# Objective
Each entry below should be reproduced character for character.

# Record excerpts
···

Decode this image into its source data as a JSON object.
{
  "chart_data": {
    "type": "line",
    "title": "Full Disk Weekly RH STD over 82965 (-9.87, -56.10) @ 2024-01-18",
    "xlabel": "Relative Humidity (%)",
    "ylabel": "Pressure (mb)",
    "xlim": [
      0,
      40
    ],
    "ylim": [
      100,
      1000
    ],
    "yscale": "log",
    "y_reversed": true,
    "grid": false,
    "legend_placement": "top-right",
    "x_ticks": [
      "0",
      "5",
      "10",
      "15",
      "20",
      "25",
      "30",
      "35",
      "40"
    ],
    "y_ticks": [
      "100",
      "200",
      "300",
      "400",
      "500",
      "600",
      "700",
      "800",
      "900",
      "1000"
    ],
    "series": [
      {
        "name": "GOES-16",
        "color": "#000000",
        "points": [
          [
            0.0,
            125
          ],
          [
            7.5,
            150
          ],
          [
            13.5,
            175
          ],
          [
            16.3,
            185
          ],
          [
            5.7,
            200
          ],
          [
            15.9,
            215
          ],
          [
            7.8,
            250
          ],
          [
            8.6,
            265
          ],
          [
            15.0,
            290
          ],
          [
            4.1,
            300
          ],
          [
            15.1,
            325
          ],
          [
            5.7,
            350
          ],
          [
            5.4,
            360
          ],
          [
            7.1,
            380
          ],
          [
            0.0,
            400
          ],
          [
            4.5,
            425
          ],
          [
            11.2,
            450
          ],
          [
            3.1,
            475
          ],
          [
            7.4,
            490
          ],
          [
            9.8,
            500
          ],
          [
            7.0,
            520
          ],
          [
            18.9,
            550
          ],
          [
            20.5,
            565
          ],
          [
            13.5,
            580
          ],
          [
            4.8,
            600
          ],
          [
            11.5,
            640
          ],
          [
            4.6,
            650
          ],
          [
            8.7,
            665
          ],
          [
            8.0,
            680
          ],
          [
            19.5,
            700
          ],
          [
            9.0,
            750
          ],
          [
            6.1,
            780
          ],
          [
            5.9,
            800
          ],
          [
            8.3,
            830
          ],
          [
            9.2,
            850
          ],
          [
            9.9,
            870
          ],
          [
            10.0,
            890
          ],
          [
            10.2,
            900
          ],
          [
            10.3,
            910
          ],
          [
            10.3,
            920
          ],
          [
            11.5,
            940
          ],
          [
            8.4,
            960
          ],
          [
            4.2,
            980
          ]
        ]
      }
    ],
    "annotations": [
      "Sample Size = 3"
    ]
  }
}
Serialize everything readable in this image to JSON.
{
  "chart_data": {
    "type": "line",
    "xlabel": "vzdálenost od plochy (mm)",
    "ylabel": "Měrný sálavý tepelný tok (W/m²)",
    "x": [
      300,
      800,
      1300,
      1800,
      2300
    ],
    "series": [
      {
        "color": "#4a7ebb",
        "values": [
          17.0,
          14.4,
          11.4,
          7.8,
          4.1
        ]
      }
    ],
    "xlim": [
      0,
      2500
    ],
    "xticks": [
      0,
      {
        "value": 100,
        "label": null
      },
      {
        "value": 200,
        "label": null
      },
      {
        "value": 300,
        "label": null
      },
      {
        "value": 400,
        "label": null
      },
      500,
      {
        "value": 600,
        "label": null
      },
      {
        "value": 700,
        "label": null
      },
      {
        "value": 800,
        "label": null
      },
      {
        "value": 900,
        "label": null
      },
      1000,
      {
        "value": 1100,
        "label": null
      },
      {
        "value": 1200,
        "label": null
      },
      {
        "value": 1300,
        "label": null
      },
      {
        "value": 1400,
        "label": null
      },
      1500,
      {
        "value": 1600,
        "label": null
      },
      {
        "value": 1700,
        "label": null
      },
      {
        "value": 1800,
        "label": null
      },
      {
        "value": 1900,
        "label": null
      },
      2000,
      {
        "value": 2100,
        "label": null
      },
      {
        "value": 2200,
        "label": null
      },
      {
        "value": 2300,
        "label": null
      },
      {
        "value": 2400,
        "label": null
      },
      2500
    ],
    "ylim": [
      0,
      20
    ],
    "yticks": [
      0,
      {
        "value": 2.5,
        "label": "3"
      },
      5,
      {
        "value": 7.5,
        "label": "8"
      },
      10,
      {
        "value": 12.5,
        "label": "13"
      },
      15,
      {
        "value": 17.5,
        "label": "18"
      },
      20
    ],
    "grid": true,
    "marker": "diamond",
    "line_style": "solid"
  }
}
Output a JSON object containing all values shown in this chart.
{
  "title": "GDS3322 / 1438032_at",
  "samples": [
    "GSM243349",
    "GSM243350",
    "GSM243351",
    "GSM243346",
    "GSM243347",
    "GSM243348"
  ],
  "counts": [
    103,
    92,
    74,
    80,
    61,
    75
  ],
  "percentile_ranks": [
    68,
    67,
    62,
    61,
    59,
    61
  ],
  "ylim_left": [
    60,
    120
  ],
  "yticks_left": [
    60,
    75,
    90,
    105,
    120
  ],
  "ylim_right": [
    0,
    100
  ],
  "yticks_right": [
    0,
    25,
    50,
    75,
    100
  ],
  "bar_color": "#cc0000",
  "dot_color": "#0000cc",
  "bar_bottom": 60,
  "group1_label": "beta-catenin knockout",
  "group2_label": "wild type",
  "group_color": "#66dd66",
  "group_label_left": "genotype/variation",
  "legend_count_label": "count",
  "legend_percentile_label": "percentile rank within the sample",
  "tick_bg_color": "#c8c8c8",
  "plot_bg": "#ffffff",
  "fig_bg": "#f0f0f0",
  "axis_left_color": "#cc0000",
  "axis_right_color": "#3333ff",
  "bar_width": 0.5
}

···

# Response to this task
Decode this image into its source data as a JSON object.
{
  "chart_data": {
    "type": "line",
    "title": "Full Disk Weekly RH STD over 82965 (-9.87, -56.10) @ 2024-01-18",
    "xlabel": "Relative Humidity (%)",
    "ylabel": "Pressure (mb)",
    "xlim": [
      0,
      40
    ],
    "ylim": [
      100,
      1000
    ],
    "yscale": "log",
    "y_reversed": true,
    "grid": false,
    "legend_placement": "top-right",
    "x_ticks": [
      "0",
      "5",
      "10",
      "15",
      "20",
      "25",
      "30",
      "35",
      "40"
    ],
    "y_ticks": [
      "100",
      "200",
      "300",
      "400",
      "500",
      "600",
      "700",
      "800",
      "900",
      "1000"
    ],
    "series": [
      {
        "name": "GOES-16",
        "color": "#000000",
        "points": [
          [
            0.0,
            125
          ],
          [
            7.5,
            150
          ],
          [
            13.5,
            175
          ],
          [
            16.3,
            185
          ],
          [
            5.7,
            200
          ],
          [
            15.9,
            215
          ],
          [
            7.8,
            250
          ],
          [
            8.6,
            265
          ],
          [
            15.0,
            290
          ],
          [
            4.1,
            300
          ],
          [
            15.1,
            325
          ],
          [
            5.7,
            350
          ],
          [
            5.4,
            360
          ],
          [
            7.1,
            380
          ],
          [
            0.0,
            400
          ],
          [
            4.5,
            425
          ],
          [
            11.2,
            450
          ],
          [
            3.1,
            475
          ],
          [
            7.4,
            490
          ],
          [
            9.8,
            500
          ],
          [
            7.0,
            520
          ],
          [
            18.9,
            550
          ],
          [
            20.5,
            565
          ],
          [
            13.5,
            580
          ],
          [
            4.8,
            600
          ],
          [
            11.5,
            640
          ],
          [
            4.6,
            650
          ],
          [
            8.7,
            665
          ],
          [
            8.0,
            680
          ],
          [
            19.5,
            700
          ],
          [
            9.0,
            750
          ],
          [
            6.1,
            780
          ],
          [
            5.9,
            800
          ],
          [
            8.3,
            830
          ],
          [
            9.2,
            850
          ],
          [
            9.9,
            870
          ],
          [
            10.0,
            890
          ],
          [
            10.2,
            900
          ],
          [
            10.3,
            910
          ],
          [
            10.3,
            920
          ],
          [
            11.5,
            940
          ],
          [
            8.4,
            960
          ],
          [
            4.2,
            980
          ]
        ]
      }
    ],
    "annotations": [
      "Sample Size = 3"
    ]
  }
}
Serialize everything readable in this image to JSON.
{
  "chart_data": {
    "type": "line",
    "xlabel": "vzdálenost od plochy (mm)",
    "ylabel": "Měrný sálavý tepelný tok (W/m²)",
    "x": [
      300,
      800,
      1300,
      1800,
      2300
    ],
    "series": [
      {
        "color": "#4a7ebb",
        "values": [
          17.0,
          14.4,
          11.4,
          7.8,
          4.1
        ]
      }
    ],
    "xlim": [
      0,
      2500
    ],
    "xticks": [
      0,
      {
        "value": 100,
        "label": null
      },
      {
        "value": 200,
        "label": null
      },
      {
        "value": 300,
        "label": null
      },
      {
        "value": 400,
        "label": null
      },
      500,
      {
        "value": 600,
        "label": null
      },
      {
        "value": 700,
        "label": null
      },
      {
        "value": 800,
        "label": null
      },
      {
        "value": 900,
        "label": null
      },
      1000,
      {
        "value": 1100,
        "label": null
      },
      {
        "value": 1200,
        "label": null
      },
      {
        "value": 1300,
        "label": null
      },
      {
        "value": 1400,
        "label": null
      },
      1500,
      {
        "value": 1600,
        "label": null
      },
      {
        "value": 1700,
        "label": null
      },
      {
        "value": 1800,
        "label": null
      },
      {
        "value": 1900,
        "label": null
      },
      2000,
      {
        "value": 2100,
        "label": null
      },
      {
        "value": 2200,
        "label": null
      },
      {
        "value": 2300,
        "label": null
      },
      {
        "value": 2400,
        "label": null
      },
      2500
    ],
    "ylim": [
      0,
      20
    ],
    "yticks": [
      0,
      {
        "value": 2.5,
        "label": "3"
      },
      5,
      {
        "value": 7.5,
        "label": "8"
      },
      10,
      {
        "value": 12.5,
        "label": "13"
      },
      15,
      {
        "value": 17.5,
        "label": "18"
      },
      20
    ],
    "grid": true,
    "marker": "diamond",
    "line_style": "solid"
  }
}
Output a JSON object containing all values shown in this chart.
{
  "title": "GDS3322 / 1438032_at",
  "samples": [
    "GSM243349",
    "GSM243350",
    "GSM243351",
    "GSM243346",
    "GSM243347",
    "GSM243348"
  ],
  "counts": [
    103,
    92,
    74,
    80,
    61,
    75
  ],
  "percentile_ranks": [
    68,
    67,
    62,
    61,
    59,
    61
  ],
  "ylim_left": [
    60,
    120
  ],
  "yticks_left": [
    60,
    75,
    90,
    105,
    120
  ],
  "ylim_right": [
    0,
    100
  ],
  "yticks_right": [
    0,
    25,
    50,
    75,
    100
  ],
  "bar_color": "#cc0000",
  "dot_color": "#0000cc",
  "bar_bottom": 60,
  "group1_label": "beta-catenin knockout",
  "group2_label": "wild type",
  "group_color": "#66dd66",
  "group_label_left": "genotype/variation",
  "legend_count_label": "count",
  "legend_percentile_label": "percentile rank within the sample",
  "tick_bg_color": "#c8c8c8",
  "plot_bg": "#ffffff",
  "fig_bg": "#f0f0f0",
  "axis_left_color": "#cc0000",
  "axis_right_color": "#3333ff",
  "bar_width": 0.5
}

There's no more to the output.